▶ [Work to do] Find the lines below that contain the string "heading". Copy each one.

>>>>

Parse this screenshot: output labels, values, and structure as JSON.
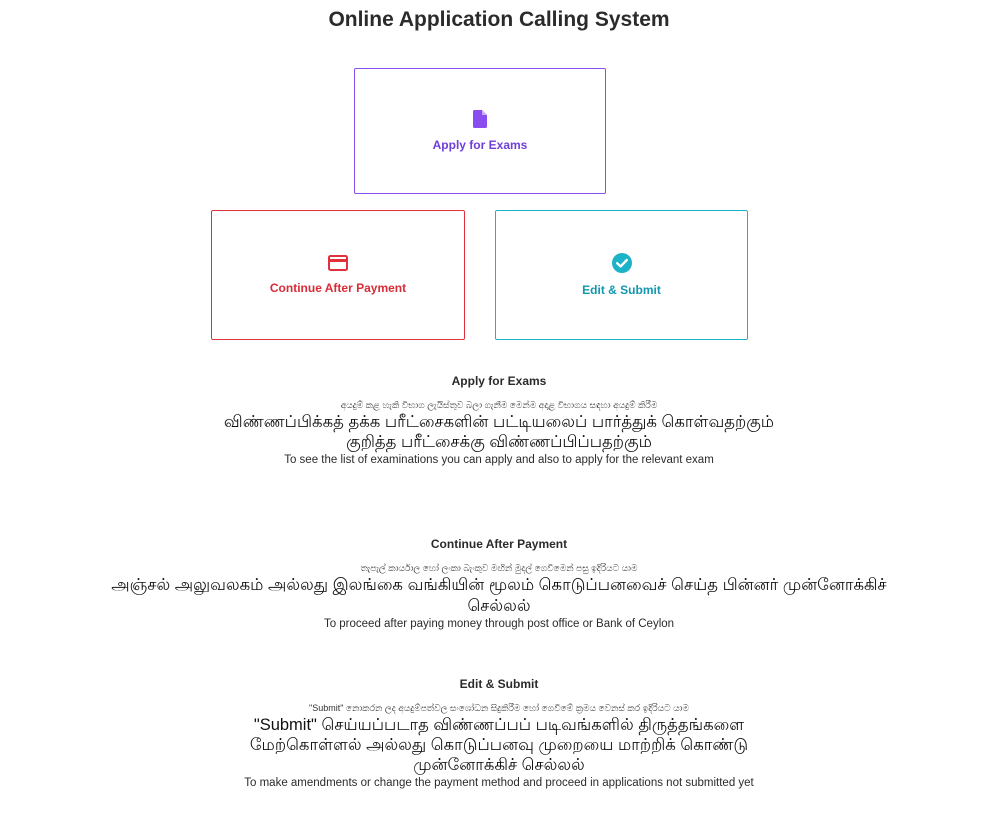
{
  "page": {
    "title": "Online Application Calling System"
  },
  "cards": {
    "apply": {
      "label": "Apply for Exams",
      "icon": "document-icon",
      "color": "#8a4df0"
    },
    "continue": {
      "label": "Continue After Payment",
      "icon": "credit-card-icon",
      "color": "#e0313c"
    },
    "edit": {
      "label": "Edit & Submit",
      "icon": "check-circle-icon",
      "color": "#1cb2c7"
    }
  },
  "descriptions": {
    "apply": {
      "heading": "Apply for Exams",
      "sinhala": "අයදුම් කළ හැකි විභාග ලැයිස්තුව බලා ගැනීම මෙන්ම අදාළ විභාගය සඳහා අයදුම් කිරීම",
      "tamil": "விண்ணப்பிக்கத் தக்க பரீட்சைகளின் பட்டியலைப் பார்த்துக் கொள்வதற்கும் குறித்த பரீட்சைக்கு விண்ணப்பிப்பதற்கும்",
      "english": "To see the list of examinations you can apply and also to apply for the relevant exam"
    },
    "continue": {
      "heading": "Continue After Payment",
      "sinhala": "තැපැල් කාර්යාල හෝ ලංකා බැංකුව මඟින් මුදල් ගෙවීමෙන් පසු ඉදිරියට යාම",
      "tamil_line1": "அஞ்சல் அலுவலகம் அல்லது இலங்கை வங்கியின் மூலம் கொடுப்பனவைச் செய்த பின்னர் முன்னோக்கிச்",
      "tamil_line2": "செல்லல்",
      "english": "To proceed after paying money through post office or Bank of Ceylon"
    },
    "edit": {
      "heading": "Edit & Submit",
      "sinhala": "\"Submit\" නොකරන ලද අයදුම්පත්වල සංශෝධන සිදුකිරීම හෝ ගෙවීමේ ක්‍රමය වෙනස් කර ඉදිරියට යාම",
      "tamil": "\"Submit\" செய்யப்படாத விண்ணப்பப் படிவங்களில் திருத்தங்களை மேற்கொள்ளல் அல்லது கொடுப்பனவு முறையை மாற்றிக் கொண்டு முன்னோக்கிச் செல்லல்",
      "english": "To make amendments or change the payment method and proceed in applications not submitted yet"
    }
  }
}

<<<<
>>>>

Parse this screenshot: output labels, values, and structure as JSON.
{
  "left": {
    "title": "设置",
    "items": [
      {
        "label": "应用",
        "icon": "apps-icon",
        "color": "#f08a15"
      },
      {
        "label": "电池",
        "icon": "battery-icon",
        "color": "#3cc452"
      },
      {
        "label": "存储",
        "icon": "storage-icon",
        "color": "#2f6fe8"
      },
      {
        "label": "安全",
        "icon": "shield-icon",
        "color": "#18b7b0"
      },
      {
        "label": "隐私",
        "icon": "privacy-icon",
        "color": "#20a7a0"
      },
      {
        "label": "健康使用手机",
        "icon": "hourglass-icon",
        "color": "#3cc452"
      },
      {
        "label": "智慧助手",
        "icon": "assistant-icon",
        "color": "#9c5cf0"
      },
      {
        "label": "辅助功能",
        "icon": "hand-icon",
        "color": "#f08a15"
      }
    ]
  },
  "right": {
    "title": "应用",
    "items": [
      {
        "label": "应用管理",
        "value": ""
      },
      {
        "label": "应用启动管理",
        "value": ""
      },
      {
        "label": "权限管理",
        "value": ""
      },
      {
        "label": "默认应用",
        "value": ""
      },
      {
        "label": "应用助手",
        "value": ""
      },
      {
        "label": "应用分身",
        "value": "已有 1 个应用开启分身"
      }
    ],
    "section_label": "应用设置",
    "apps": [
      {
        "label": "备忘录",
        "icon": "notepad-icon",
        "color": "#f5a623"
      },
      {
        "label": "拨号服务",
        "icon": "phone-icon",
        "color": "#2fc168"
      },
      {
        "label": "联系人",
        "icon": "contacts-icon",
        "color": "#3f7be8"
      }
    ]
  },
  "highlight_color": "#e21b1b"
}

<<<<

▶ [Task result]
      "heading": "Apply for Exams",
      "heading": "Continue After Payment",
      "heading": "Edit & Submit",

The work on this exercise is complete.